§ BRIEF
Search the records for the word "water". Copy every line where it appears.

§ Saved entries
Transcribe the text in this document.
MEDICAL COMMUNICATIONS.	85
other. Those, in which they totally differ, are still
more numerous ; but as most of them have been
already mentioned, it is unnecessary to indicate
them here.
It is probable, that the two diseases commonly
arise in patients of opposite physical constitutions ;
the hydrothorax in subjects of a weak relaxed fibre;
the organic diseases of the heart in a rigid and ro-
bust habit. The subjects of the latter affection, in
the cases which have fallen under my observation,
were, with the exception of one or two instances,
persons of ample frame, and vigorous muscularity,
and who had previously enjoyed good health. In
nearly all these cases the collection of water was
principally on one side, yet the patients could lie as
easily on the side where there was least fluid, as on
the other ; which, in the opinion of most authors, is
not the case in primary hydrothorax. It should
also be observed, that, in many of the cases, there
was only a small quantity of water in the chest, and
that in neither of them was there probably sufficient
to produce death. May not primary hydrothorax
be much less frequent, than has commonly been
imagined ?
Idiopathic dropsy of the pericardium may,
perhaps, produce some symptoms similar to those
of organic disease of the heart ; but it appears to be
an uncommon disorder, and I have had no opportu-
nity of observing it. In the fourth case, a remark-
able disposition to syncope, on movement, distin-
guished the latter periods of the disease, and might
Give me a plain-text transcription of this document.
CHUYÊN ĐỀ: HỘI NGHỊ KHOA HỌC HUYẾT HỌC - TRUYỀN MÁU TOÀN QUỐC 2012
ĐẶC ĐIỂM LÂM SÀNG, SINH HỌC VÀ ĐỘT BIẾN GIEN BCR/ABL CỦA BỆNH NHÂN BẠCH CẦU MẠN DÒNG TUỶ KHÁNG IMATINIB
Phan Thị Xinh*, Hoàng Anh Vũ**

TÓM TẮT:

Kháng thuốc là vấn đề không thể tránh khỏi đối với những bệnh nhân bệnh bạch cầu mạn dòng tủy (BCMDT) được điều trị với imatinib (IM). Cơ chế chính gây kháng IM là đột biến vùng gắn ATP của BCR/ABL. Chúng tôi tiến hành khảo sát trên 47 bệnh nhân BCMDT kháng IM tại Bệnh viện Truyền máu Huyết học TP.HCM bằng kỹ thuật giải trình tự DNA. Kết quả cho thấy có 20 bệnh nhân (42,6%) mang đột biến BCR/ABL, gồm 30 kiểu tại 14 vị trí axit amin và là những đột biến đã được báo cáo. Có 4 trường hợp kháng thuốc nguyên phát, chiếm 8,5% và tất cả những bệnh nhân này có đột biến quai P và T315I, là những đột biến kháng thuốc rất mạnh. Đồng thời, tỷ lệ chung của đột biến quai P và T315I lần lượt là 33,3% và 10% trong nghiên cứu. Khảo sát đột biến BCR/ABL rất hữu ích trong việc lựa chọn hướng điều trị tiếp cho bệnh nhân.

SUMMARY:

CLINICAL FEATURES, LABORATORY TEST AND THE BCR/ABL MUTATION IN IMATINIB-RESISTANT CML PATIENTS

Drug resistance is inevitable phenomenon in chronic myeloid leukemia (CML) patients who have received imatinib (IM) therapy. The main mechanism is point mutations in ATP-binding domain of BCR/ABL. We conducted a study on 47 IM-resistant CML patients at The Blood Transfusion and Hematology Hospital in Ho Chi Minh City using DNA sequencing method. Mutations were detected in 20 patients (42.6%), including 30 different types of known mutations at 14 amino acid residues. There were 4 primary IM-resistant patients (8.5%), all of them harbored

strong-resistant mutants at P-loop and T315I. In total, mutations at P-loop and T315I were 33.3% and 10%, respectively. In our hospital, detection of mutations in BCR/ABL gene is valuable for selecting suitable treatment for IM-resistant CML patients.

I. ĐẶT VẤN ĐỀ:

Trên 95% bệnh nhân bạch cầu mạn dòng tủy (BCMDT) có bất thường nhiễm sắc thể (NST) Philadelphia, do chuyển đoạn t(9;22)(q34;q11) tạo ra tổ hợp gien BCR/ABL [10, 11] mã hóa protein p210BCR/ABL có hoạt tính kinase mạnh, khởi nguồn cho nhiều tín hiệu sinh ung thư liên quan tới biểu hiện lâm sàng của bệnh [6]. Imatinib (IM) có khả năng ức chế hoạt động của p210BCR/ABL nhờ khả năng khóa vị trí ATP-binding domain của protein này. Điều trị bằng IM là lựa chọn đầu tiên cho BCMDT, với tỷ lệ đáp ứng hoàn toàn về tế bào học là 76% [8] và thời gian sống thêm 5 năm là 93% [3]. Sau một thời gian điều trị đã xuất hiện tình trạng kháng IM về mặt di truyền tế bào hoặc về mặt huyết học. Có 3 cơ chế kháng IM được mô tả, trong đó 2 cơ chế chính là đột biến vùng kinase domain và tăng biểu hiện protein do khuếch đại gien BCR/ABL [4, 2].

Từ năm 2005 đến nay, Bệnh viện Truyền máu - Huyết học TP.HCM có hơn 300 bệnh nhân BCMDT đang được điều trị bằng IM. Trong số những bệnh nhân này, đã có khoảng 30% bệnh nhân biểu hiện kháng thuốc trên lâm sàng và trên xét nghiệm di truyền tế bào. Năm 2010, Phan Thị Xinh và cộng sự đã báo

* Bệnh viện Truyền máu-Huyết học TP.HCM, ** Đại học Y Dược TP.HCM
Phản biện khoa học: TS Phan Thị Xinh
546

§ ANSWER TO THE EXERCISE
nearly all these cases the collection of water was
was only a small quantity of water in the chest, and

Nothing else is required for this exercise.